### Data to use
= = = = = = =

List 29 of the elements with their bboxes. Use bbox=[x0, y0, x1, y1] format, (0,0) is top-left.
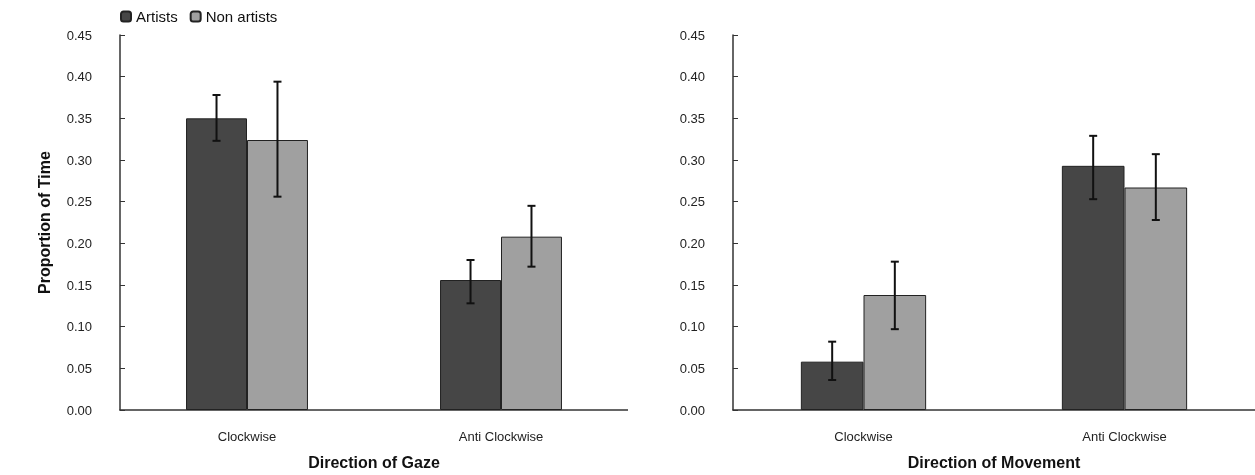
y-tick-label: 0.15 bbox=[679, 277, 705, 293]
y-tick-label: 0.05 bbox=[66, 360, 92, 376]
y-tick-label: 0.30 bbox=[66, 152, 92, 168]
x-tick-label: Anti Clockwise bbox=[1082, 429, 1167, 444]
x-tick-label: Clockwise bbox=[217, 429, 277, 444]
y-tick-label: 0.20 bbox=[66, 235, 92, 251]
y-tick-label: 0.00 bbox=[66, 402, 92, 418]
y-tick-label: 0.35 bbox=[66, 110, 92, 126]
y-tick-label: 0.40 bbox=[679, 69, 705, 85]
x-axis-title: Direction of Gaze bbox=[308, 453, 440, 471]
y-tick-label: 0.20 bbox=[679, 235, 705, 251]
y-tick-label: 0.00 bbox=[679, 402, 705, 418]
x-axis-title: Direction of Movement bbox=[907, 453, 1081, 471]
y-tick-label: 0.15 bbox=[66, 277, 92, 293]
y-tick-label: 0.10 bbox=[66, 319, 92, 335]
y-tick-label: 0.45 bbox=[66, 27, 92, 43]
x-tick-label: Clockwise bbox=[834, 429, 893, 444]
y-tick-label: 0.25 bbox=[66, 194, 92, 210]
legend-label: Artists bbox=[136, 8, 178, 25]
y-axis-title: Proportion of Time bbox=[35, 150, 53, 294]
x-tick-label: Anti Clockwise bbox=[458, 429, 544, 444]
y-tick-label: 0.40 bbox=[66, 69, 92, 85]
y-tick-label: 0.05 bbox=[679, 360, 705, 376]
y-tick-label: 0.45 bbox=[679, 27, 705, 43]
y-tick-label: 0.30 bbox=[679, 152, 705, 168]
legend-label: Non artists bbox=[205, 8, 278, 25]
y-tick-label: 0.25 bbox=[679, 194, 705, 210]
y-tick-label: 0.35 bbox=[679, 110, 705, 126]
y-tick-label: 0.10 bbox=[679, 319, 705, 335]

= = = = = = =

### Requirement
Please copy every item above again word for word, leaving out the pictures.

### Output below
List 29 of the elements with their bboxes. Use bbox=[x0, y0, x1, y1] format, (0,0) is top-left.
y-tick-label: 0.15 bbox=[679, 277, 705, 293]
y-tick-label: 0.05 bbox=[66, 360, 92, 376]
y-tick-label: 0.30 bbox=[66, 152, 92, 168]
x-tick-label: Anti Clockwise bbox=[1082, 429, 1167, 444]
x-tick-label: Clockwise bbox=[217, 429, 277, 444]
y-tick-label: 0.20 bbox=[66, 235, 92, 251]
y-tick-label: 0.00 bbox=[66, 402, 92, 418]
y-tick-label: 0.35 bbox=[66, 110, 92, 126]
y-tick-label: 0.40 bbox=[679, 69, 705, 85]
x-axis-title: Direction of Gaze bbox=[308, 453, 440, 471]
y-tick-label: 0.20 bbox=[679, 235, 705, 251]
y-tick-label: 0.00 bbox=[679, 402, 705, 418]
x-axis-title: Direction of Movement bbox=[907, 453, 1081, 471]
y-tick-label: 0.15 bbox=[66, 277, 92, 293]
y-tick-label: 0.10 bbox=[66, 319, 92, 335]
y-tick-label: 0.45 bbox=[66, 27, 92, 43]
x-tick-label: Clockwise bbox=[834, 429, 893, 444]
y-tick-label: 0.25 bbox=[66, 194, 92, 210]
legend-label: Artists bbox=[136, 8, 178, 25]
y-axis-title: Proportion of Time bbox=[35, 150, 53, 294]
x-tick-label: Anti Clockwise bbox=[458, 429, 544, 444]
y-tick-label: 0.40 bbox=[66, 69, 92, 85]
y-tick-label: 0.05 bbox=[679, 360, 705, 376]
y-tick-label: 0.45 bbox=[679, 27, 705, 43]
y-tick-label: 0.30 bbox=[679, 152, 705, 168]
legend-label: Non artists bbox=[205, 8, 278, 25]
y-tick-label: 0.25 bbox=[679, 194, 705, 210]
y-tick-label: 0.35 bbox=[679, 110, 705, 126]
y-tick-label: 0.10 bbox=[679, 319, 705, 335]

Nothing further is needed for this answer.